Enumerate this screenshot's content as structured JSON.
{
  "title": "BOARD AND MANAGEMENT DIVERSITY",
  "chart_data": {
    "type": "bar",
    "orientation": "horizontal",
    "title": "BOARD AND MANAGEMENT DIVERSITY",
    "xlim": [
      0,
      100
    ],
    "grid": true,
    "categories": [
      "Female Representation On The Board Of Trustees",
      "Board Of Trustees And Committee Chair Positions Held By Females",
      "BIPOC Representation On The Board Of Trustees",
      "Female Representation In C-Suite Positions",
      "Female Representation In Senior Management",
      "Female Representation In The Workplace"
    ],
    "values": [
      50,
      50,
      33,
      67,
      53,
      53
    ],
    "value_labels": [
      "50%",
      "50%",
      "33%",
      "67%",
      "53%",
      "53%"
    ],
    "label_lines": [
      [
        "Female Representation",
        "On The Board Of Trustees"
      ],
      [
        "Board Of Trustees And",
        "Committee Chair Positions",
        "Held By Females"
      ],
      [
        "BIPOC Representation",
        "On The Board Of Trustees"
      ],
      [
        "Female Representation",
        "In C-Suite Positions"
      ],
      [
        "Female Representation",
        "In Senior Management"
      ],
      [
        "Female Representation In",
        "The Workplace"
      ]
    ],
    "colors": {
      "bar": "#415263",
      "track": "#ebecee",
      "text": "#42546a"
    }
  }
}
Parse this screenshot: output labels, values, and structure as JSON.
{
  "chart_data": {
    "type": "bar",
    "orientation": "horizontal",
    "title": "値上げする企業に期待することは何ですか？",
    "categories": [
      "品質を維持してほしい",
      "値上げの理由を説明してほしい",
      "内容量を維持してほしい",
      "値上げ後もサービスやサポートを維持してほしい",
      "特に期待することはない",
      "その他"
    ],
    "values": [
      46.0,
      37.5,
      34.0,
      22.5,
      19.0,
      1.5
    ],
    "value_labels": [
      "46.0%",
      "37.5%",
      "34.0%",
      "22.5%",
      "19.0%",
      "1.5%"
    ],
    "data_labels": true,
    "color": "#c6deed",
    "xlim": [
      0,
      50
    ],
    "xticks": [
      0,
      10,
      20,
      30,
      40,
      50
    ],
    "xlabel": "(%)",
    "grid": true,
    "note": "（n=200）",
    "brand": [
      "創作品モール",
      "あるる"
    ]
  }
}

::::::::

■ **Aim of the exercise**:
Check each line of the records for "Chair" and copy the ones that contain it.

■ **The solution**:
      "Board Of Trustees And Committee Chair Positions Held By Females",
        "Committee Chair Positions",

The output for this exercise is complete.